(Dataset records on visual material)
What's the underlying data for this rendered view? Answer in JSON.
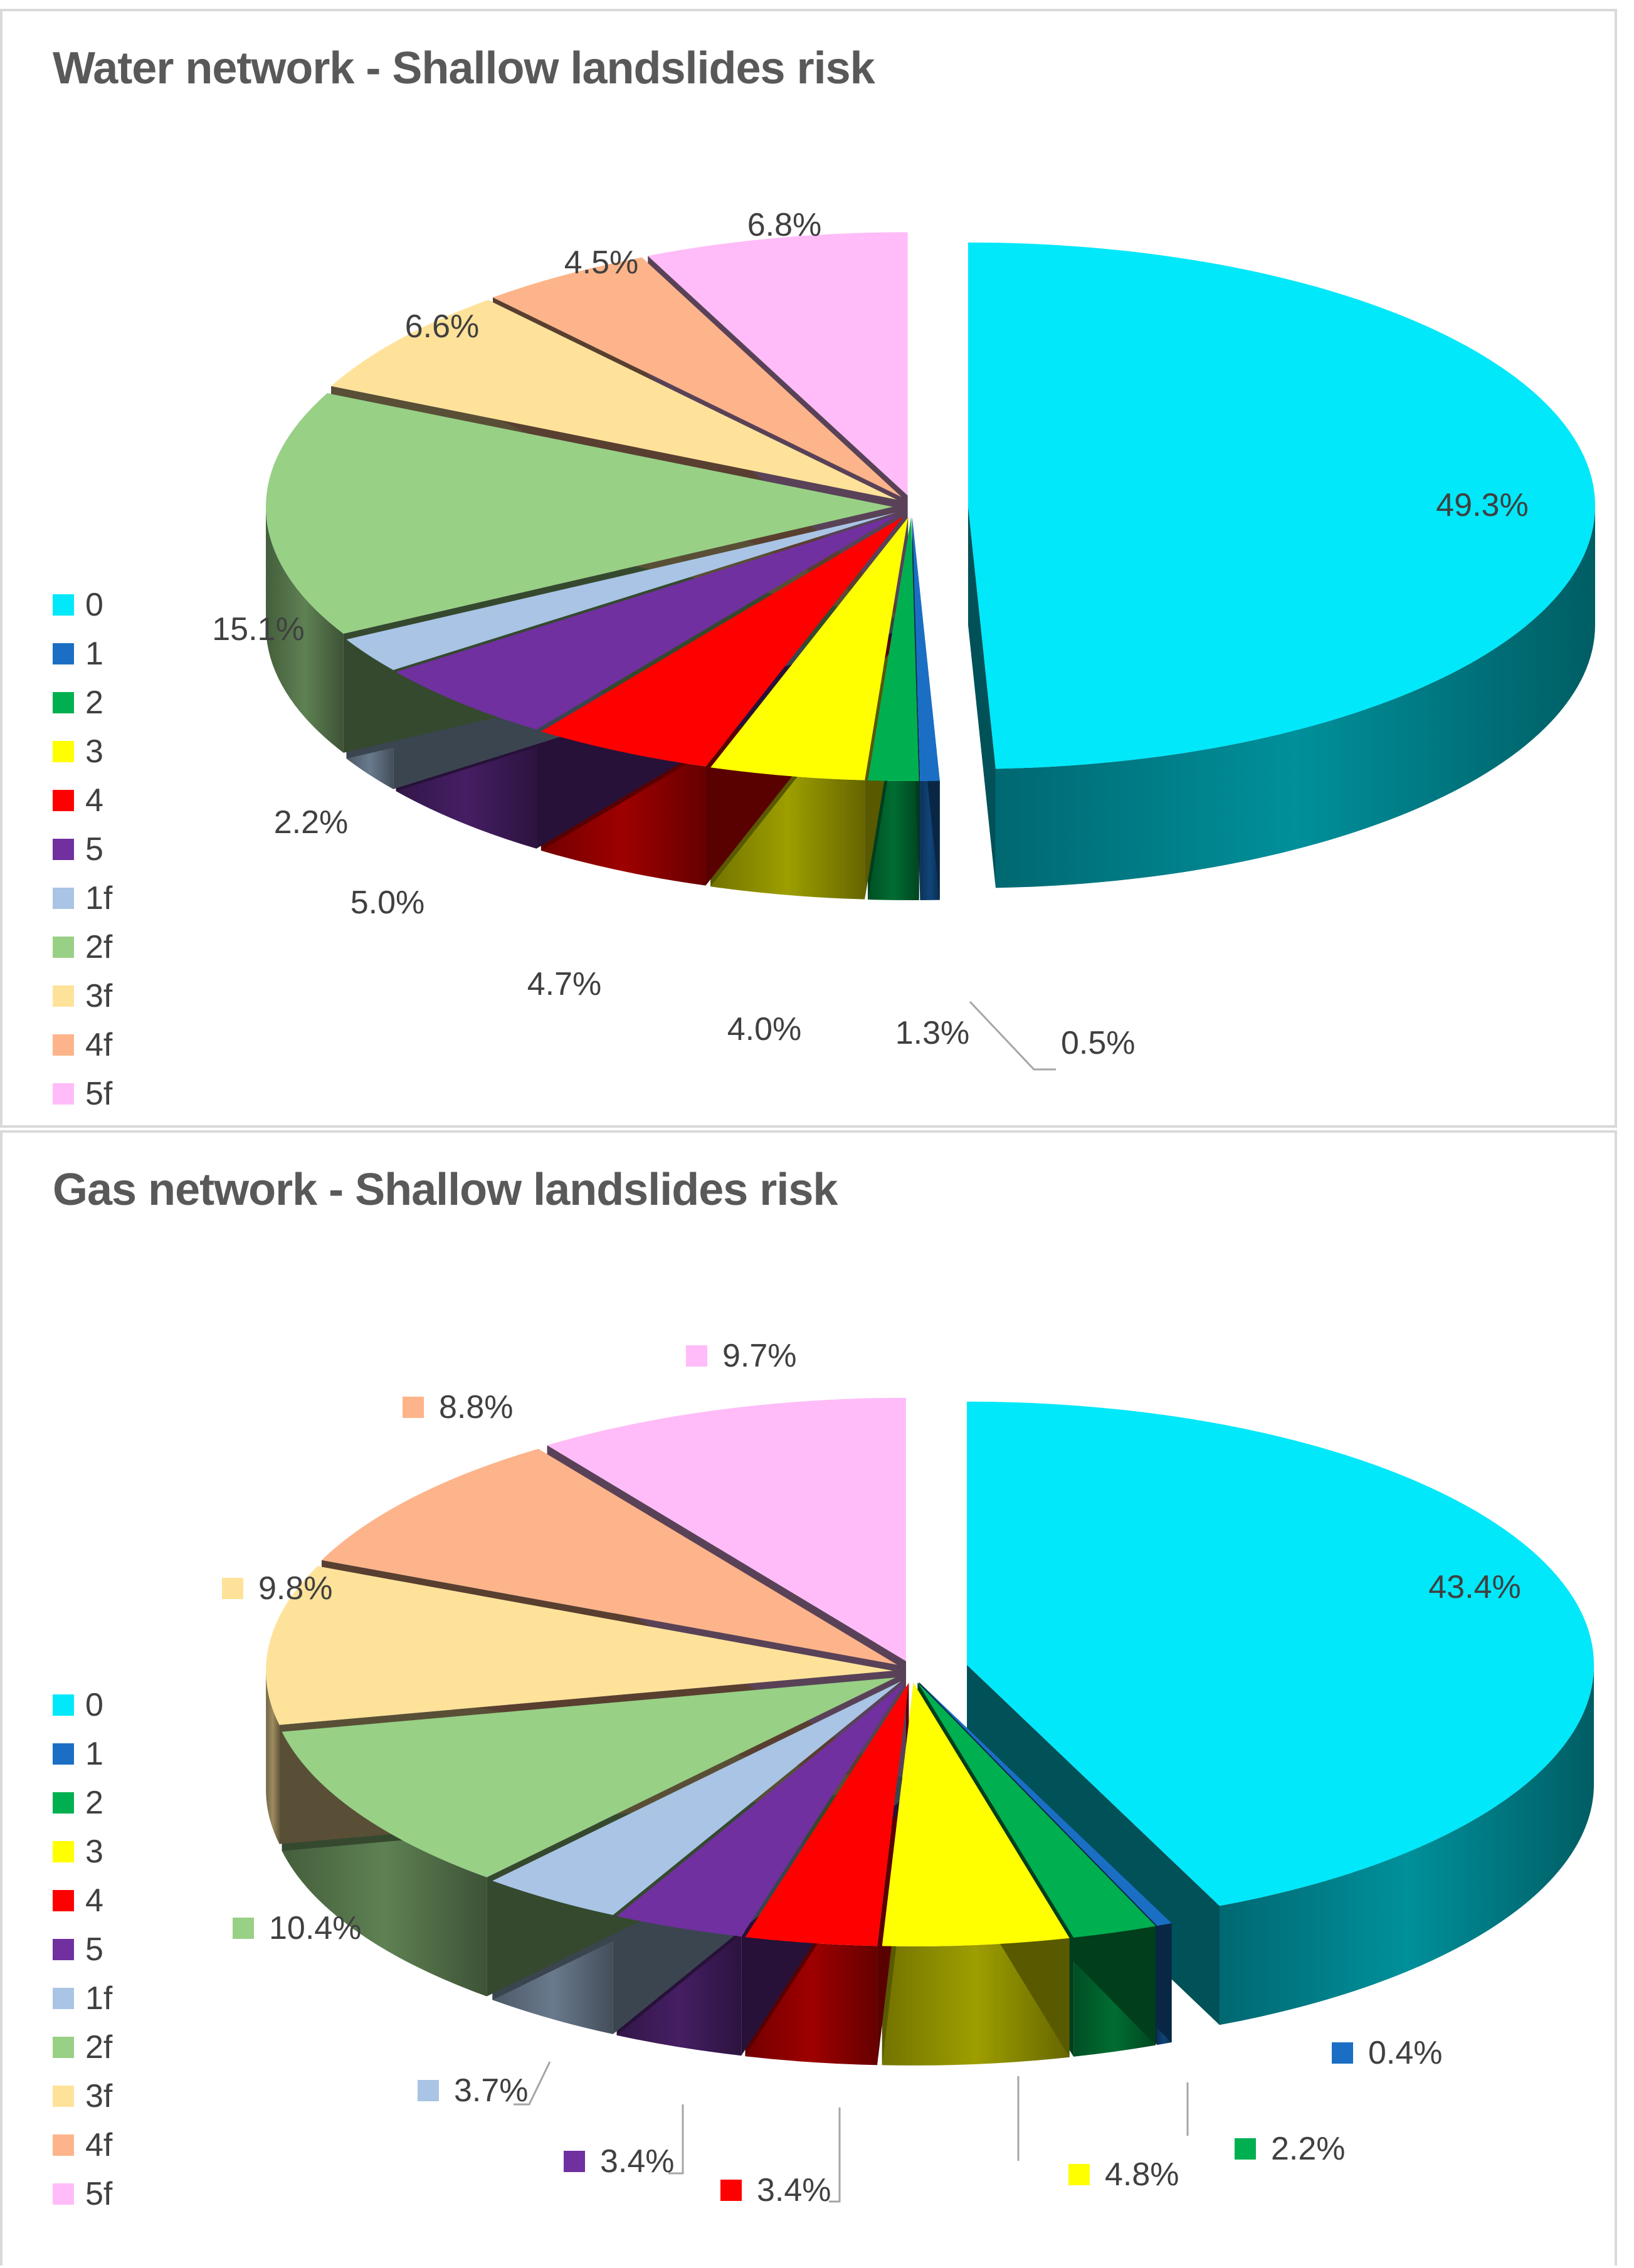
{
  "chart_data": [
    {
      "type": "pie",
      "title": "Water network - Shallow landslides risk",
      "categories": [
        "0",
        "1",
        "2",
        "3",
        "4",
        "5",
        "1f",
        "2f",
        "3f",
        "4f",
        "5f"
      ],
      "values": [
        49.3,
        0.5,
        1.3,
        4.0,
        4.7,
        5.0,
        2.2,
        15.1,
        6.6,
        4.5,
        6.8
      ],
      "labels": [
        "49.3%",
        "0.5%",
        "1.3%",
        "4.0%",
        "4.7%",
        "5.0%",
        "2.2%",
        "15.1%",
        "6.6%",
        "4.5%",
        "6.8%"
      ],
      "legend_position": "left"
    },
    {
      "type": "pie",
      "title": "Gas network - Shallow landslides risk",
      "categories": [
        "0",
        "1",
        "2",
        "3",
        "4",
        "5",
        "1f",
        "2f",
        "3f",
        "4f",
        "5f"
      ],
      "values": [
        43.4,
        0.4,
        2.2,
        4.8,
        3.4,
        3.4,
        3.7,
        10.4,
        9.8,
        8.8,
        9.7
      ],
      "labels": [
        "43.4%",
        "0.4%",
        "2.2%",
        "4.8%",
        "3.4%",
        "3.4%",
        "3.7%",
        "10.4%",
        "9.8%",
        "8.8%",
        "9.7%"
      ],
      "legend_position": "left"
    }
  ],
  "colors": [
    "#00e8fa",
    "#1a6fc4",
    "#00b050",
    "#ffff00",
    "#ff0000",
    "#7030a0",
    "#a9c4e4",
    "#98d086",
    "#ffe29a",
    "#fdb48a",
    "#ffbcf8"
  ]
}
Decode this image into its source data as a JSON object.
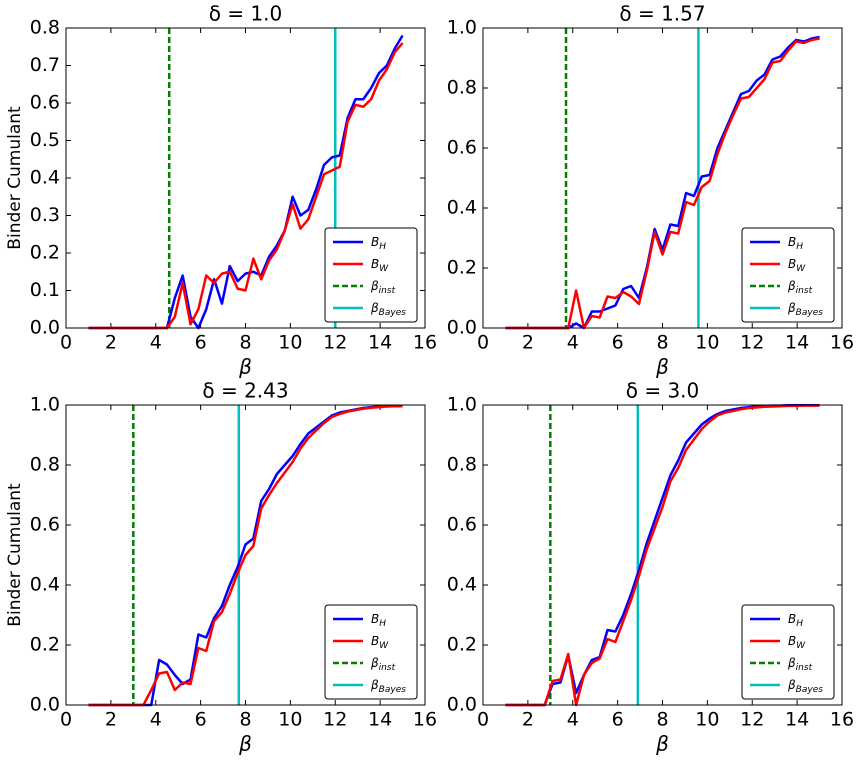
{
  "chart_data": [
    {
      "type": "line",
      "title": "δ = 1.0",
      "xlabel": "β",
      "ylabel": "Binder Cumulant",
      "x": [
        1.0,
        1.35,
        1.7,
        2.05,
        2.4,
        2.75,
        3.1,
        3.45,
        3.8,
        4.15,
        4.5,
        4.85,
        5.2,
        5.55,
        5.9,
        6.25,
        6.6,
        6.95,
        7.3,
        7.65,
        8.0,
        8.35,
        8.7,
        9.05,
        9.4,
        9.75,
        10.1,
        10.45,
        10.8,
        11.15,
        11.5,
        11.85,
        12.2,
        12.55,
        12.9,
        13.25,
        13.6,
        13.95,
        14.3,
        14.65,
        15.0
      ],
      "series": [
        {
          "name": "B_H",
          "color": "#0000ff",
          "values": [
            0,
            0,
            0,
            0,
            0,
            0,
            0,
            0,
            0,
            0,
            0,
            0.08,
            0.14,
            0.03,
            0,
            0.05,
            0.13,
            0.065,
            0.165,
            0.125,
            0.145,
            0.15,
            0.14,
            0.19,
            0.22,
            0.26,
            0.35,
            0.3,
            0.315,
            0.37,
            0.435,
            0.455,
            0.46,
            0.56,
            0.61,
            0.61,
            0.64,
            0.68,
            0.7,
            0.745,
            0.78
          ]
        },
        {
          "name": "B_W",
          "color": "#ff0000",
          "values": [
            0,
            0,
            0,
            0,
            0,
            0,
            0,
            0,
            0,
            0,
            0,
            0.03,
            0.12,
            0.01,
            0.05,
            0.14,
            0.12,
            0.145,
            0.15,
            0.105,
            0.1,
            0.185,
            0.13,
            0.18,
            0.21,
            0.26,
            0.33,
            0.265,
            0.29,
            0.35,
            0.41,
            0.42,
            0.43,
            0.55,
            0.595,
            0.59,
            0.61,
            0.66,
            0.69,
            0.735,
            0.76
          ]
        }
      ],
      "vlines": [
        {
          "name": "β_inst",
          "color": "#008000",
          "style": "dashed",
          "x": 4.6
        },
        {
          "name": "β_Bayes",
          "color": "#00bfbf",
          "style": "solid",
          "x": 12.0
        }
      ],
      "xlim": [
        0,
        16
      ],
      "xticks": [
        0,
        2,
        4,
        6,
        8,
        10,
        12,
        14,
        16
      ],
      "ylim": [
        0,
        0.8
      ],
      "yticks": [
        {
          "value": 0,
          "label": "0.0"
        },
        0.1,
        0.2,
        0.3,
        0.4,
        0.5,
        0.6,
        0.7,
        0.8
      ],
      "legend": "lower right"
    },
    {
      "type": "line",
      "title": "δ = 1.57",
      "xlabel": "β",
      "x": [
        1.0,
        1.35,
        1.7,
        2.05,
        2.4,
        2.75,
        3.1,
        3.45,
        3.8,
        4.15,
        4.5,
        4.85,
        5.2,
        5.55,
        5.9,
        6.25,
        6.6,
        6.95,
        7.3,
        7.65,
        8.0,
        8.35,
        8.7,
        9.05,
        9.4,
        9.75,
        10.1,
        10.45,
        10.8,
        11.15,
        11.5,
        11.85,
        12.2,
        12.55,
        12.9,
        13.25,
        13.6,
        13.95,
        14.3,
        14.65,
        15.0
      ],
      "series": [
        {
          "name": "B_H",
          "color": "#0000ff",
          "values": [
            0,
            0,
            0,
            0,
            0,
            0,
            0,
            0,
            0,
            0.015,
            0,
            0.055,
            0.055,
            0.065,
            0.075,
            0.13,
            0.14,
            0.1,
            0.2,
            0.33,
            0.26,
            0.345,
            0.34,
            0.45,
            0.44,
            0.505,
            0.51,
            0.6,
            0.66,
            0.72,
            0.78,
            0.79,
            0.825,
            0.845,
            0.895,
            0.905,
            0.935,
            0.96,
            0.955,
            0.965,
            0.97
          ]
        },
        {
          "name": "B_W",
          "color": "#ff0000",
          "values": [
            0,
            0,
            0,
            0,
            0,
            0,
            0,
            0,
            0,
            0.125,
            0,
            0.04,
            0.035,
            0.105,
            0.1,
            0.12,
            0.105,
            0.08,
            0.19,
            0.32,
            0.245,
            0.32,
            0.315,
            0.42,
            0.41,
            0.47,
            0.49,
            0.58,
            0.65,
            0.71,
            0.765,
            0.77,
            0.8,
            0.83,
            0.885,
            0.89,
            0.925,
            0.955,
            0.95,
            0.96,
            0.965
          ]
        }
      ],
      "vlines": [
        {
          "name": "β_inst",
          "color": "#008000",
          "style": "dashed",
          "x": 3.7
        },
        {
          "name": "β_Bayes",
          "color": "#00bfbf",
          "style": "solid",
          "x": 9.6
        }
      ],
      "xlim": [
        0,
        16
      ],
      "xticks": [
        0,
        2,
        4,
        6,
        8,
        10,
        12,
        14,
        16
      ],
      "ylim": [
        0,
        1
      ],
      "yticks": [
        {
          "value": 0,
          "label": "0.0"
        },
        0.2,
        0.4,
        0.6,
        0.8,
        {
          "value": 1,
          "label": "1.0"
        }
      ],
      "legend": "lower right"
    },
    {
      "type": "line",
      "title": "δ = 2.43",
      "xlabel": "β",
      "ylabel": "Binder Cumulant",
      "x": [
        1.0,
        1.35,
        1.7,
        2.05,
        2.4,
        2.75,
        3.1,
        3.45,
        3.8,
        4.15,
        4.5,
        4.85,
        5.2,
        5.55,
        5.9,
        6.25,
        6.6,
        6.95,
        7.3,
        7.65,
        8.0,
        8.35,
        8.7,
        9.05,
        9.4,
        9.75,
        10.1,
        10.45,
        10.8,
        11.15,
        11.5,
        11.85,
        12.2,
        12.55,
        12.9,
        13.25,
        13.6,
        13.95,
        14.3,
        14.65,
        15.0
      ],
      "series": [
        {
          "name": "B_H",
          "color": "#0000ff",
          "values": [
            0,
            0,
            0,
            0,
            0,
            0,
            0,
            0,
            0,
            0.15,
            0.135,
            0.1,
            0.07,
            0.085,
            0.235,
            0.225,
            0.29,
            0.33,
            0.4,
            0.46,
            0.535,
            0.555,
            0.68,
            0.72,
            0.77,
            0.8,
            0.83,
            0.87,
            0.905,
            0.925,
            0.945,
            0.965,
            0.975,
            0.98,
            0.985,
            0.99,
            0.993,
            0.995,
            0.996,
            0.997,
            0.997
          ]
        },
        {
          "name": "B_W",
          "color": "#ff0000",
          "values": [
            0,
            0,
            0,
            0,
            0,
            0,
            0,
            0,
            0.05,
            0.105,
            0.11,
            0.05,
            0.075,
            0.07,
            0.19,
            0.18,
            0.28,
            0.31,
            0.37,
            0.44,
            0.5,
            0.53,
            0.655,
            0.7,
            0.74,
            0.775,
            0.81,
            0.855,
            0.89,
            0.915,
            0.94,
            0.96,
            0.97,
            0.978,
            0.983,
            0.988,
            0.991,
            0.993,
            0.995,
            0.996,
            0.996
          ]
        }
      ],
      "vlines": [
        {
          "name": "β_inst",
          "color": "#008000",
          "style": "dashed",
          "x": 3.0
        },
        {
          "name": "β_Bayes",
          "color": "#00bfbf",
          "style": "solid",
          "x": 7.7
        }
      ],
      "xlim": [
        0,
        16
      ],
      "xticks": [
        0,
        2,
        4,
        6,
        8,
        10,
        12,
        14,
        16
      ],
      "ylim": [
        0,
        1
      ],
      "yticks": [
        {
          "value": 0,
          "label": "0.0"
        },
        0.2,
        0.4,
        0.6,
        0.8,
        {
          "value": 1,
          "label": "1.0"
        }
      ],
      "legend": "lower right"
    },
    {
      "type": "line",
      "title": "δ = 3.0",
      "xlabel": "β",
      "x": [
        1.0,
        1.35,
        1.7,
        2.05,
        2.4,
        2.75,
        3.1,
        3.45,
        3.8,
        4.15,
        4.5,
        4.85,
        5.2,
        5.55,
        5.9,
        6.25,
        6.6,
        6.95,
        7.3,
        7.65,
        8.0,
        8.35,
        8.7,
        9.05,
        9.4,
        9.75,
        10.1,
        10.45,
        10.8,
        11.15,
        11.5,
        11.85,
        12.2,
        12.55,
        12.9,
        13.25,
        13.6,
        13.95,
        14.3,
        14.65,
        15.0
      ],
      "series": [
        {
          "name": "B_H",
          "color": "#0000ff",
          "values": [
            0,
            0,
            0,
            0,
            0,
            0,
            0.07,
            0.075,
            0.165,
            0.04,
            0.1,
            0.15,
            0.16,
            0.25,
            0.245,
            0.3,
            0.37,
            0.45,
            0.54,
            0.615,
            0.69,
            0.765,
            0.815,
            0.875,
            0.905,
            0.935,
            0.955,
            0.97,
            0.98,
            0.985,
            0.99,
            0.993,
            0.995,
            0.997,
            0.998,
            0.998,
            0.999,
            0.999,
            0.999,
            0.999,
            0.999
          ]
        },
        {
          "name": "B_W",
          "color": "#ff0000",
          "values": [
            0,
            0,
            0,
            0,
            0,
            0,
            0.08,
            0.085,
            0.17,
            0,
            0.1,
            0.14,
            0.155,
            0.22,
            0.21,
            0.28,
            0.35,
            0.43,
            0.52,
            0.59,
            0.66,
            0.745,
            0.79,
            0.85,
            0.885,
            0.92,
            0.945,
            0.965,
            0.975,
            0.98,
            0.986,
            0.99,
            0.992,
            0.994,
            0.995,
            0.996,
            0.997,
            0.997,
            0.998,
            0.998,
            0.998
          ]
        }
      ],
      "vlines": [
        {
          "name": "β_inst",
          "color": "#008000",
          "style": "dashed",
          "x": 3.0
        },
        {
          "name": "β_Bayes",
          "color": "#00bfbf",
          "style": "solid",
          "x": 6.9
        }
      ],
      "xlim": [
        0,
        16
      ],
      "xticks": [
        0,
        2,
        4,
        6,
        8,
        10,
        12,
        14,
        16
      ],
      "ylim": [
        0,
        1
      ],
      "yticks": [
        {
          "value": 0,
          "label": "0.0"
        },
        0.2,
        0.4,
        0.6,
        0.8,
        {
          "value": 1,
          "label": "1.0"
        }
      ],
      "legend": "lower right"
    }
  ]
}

**Short exercise:** Extract all lines from the data in which "title" is found.

**Result:**
      "title": "Water network - Shallow landslides risk",
      "title": "Gas network - Shallow landslides risk",
      "title": "δ = 1.0",
      "title": "δ = 1.57",
      "title": "δ = 2.43",
      "title": "δ = 3.0",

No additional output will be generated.